--- Input data ---

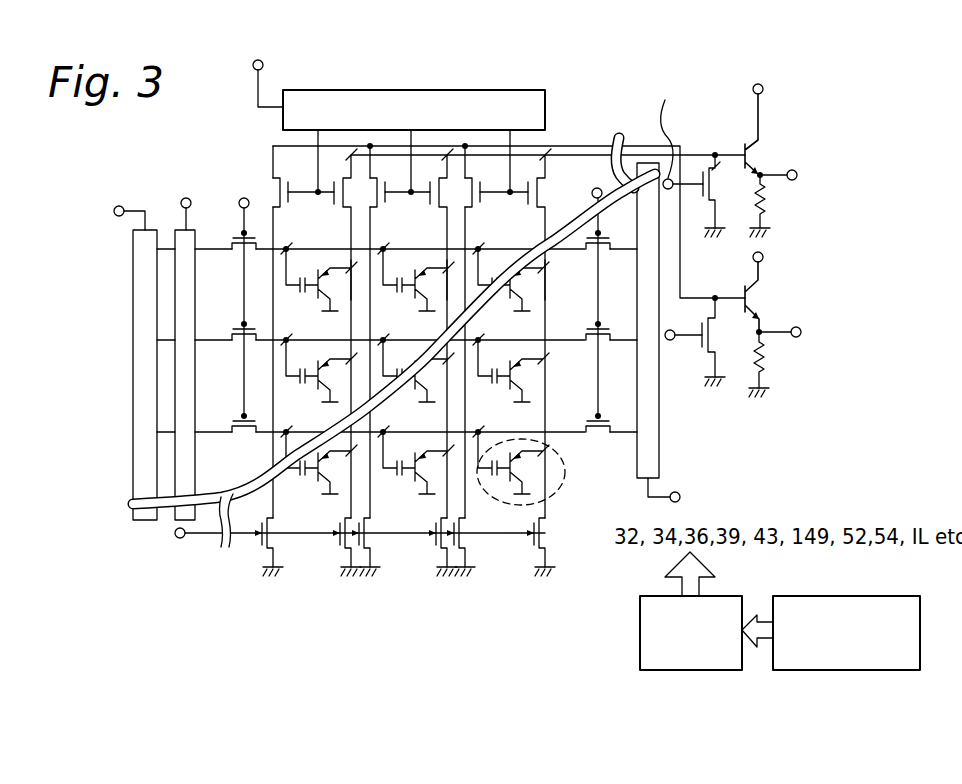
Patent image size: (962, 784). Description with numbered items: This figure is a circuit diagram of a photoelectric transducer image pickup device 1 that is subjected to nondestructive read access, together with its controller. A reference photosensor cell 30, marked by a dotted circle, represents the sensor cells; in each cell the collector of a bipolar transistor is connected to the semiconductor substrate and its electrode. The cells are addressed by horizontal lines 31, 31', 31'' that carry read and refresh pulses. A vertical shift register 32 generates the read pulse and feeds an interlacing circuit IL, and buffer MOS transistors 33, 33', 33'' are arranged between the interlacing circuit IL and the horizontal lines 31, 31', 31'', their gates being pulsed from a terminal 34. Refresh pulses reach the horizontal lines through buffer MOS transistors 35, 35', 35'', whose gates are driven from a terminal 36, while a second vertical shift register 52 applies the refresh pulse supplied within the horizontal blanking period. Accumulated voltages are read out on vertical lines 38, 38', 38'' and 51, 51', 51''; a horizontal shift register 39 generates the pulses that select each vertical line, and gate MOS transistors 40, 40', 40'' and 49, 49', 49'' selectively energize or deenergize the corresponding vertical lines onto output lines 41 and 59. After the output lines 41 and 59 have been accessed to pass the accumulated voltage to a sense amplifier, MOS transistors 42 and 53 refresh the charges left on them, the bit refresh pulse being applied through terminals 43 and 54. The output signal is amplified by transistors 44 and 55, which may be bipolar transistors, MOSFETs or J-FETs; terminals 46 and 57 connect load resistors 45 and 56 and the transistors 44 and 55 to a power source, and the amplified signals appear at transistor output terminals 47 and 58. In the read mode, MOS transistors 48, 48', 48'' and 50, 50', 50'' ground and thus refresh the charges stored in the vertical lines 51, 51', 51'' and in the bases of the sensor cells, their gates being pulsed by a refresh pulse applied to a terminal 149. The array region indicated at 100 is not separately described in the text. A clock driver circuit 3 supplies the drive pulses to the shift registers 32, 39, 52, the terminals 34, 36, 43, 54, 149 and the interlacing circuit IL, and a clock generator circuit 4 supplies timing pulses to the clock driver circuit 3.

The image pickup device 1 is at (409, 80).
The clock driver circuit 3 is at (695, 671).
The clock generator circuit 4 is at (850, 671).
The reference photosensor cell 30 is at (560, 470).
The horizontal line 31 is at (297, 188).
The horizontal line 31' is at (345, 234).
The horizontal line 31'' is at (396, 280).
The vertical shift register 32 is at (132, 390).
The buffer MOS transistor 33 is at (390, 225).
The buffer MOS transistor 33' is at (390, 319).
The buffer MOS transistor 33'' is at (390, 409).
The terminal 34 is at (244, 198).
The buffer MOS transistor 35 is at (611, 230).
The buffer MOS transistor 35' is at (598, 313).
The buffer MOS transistor 35'' is at (599, 405).
The terminal 36 is at (598, 188).
The vertical line 38 is at (375, 255).
The vertical line 38' is at (479, 255).
The vertical line 38'' is at (571, 242).
The horizontal shift register 39 is at (512, 90).
The gate MOS transistor 40 is at (334, 333).
The gate MOS transistor 40' is at (430, 333).
The gate MOS transistor 40'' is at (553, 333).
The output line 41 is at (618, 150).
The MOS transistor 42 is at (719, 188).
The terminal 43 is at (672, 190).
The transistor 44 is at (742, 152).
The load resistor 45 is at (768, 206).
The terminal 46 is at (764, 90).
The transistor output terminal 47 is at (798, 176).
The MOS transistor 48 is at (329, 540).
The MOS transistor 48' is at (426, 539).
The MOS transistor 48'' is at (519, 541).
The gate MOS transistor 49 is at (253, 319).
The gate MOS transistor 49' is at (392, 332).
The gate MOS transistor 49'' is at (489, 332).
The MOS transistor 50 is at (253, 551).
The MOS transistor 50' is at (389, 554).
The MOS transistor 50'' is at (486, 550).
The vertical line 51 is at (286, 277).
The vertical line 51' is at (412, 351).
The vertical line 51'' is at (507, 351).
The vertical shift register 52 is at (660, 462).
The MOS transistor 53 is at (701, 358).
The terminal 54 is at (670, 342).
The transistor 55 is at (752, 296).
The load resistor 56 is at (766, 366).
The terminal 57 is at (764, 258).
The transistor output terminal 58 is at (801, 334).
The output line 59 is at (577, 147).
The image sensing section 100 is at (318, 590).
The terminal 149 is at (174, 536).
The interlacing circuit IL is at (197, 229).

---

== Problem details ==
Repeat the records verbatim, excluding pictures.

== Result ==
Patent image size: (962, 784). Description with numbered items: This figure is a circuit diagram of a photoelectric transducer image pickup device 1 that is subjected to nondestructive read access, together with its controller. A reference photosensor cell 30, marked by a dotted circle, represents the sensor cells; in each cell the collector of a bipolar transistor is connected to the semiconductor substrate and its electrode. The cells are addressed by horizontal lines 31, 31', 31'' that carry read and refresh pulses. A vertical shift register 32 generates the read pulse and feeds an interlacing circuit IL, and buffer MOS transistors 33, 33', 33'' are arranged between the interlacing circuit IL and the horizontal lines 31, 31', 31'', their gates being pulsed from a terminal 34. Refresh pulses reach the horizontal lines through buffer MOS transistors 35, 35', 35'', whose gates are driven from a terminal 36, while a second vertical shift register 52 applies the refresh pulse supplied within the horizontal blanking period. Accumulated voltages are read out on vertical lines 38, 38', 38'' and 51, 51', 51''; a horizontal shift register 39 generates the pulses that select each vertical line, and gate MOS transistors 40, 40', 40'' and 49, 49', 49'' selectively energize or deenergize the corresponding vertical lines onto output lines 41 and 59. After the output lines 41 and 59 have been accessed to pass the accumulated voltage to a sense amplifier, MOS transistors 42 and 53 refresh the charges left on them, the bit refresh pulse being applied through terminals 43 and 54. The output signal is amplified by transistors 44 and 55, which may be bipolar transistors, MOSFETs or J-FETs; terminals 46 and 57 connect load resistors 45 and 56 and the transistors 44 and 55 to a power source, and the amplified signals appear at transistor output terminals 47 and 58. In the read mode, MOS transistors 48, 48', 48'' and 50, 50', 50'' ground and thus refresh the charges stored in the vertical lines 51, 51', 51'' and in the bases of the sensor cells, their gates being pulsed by a refresh pulse applied to a terminal 149. The array region indicated at 100 is not separately described in the text. A clock driver circuit 3 supplies the drive pulses to the shift registers 32, 39, 52, the terminals 34, 36, 43, 54, 149 and the interlacing circuit IL, and a clock generator circuit 4 supplies timing pulses to the clock driver circuit 3.

The image pickup device 1 is at (409, 80).
The clock driver circuit 3 is at (695, 671).
The clock generator circuit 4 is at (850, 671).
The reference photosensor cell 30 is at (560, 470).
The horizontal line 31 is at (297, 188).
The horizontal line 31' is at (345, 234).
The horizontal line 31'' is at (396, 280).
The vertical shift register 32 is at (132, 390).
The buffer MOS transistor 33 is at (390, 225).
The buffer MOS transistor 33' is at (390, 319).
The buffer MOS transistor 33'' is at (390, 409).
The terminal 34 is at (244, 198).
The buffer MOS transistor 35 is at (611, 230).
The buffer MOS transistor 35' is at (598, 313).
The buffer MOS transistor 35'' is at (599, 405).
The terminal 36 is at (598, 188).
The vertical line 38 is at (375, 255).
The vertical line 38' is at (479, 255).
The vertical line 38'' is at (571, 242).
The horizontal shift register 39 is at (512, 90).
The gate MOS transistor 40 is at (334, 333).
The gate MOS transistor 40' is at (430, 333).
The gate MOS transistor 40'' is at (553, 333).
The output line 41 is at (618, 150).
The MOS transistor 42 is at (719, 188).
The terminal 43 is at (672, 190).
The transistor 44 is at (742, 152).
The load resistor 45 is at (768, 206).
The terminal 46 is at (764, 90).
The transistor output terminal 47 is at (798, 176).
The MOS transistor 48 is at (329, 540).
The MOS transistor 48' is at (426, 539).
The MOS transistor 48'' is at (519, 541).
The gate MOS transistor 49 is at (253, 319).
The gate MOS transistor 49' is at (392, 332).
The gate MOS transistor 49'' is at (489, 332).
The MOS transistor 50 is at (253, 551).
The MOS transistor 50' is at (389, 554).
The MOS transistor 50'' is at (486, 550).
The vertical line 51 is at (286, 277).
The vertical line 51' is at (412, 351).
The vertical line 51'' is at (507, 351).
The vertical shift register 52 is at (660, 462).
The MOS transistor 53 is at (701, 358).
The terminal 54 is at (670, 342).
The transistor 55 is at (752, 296).
The load resistor 56 is at (766, 366).
The terminal 57 is at (764, 258).
The transistor output terminal 58 is at (801, 334).
The output line 59 is at (577, 147).
The image sensing section 100 is at (318, 590).
The terminal 149 is at (174, 536).
The interlacing circuit IL is at (197, 229).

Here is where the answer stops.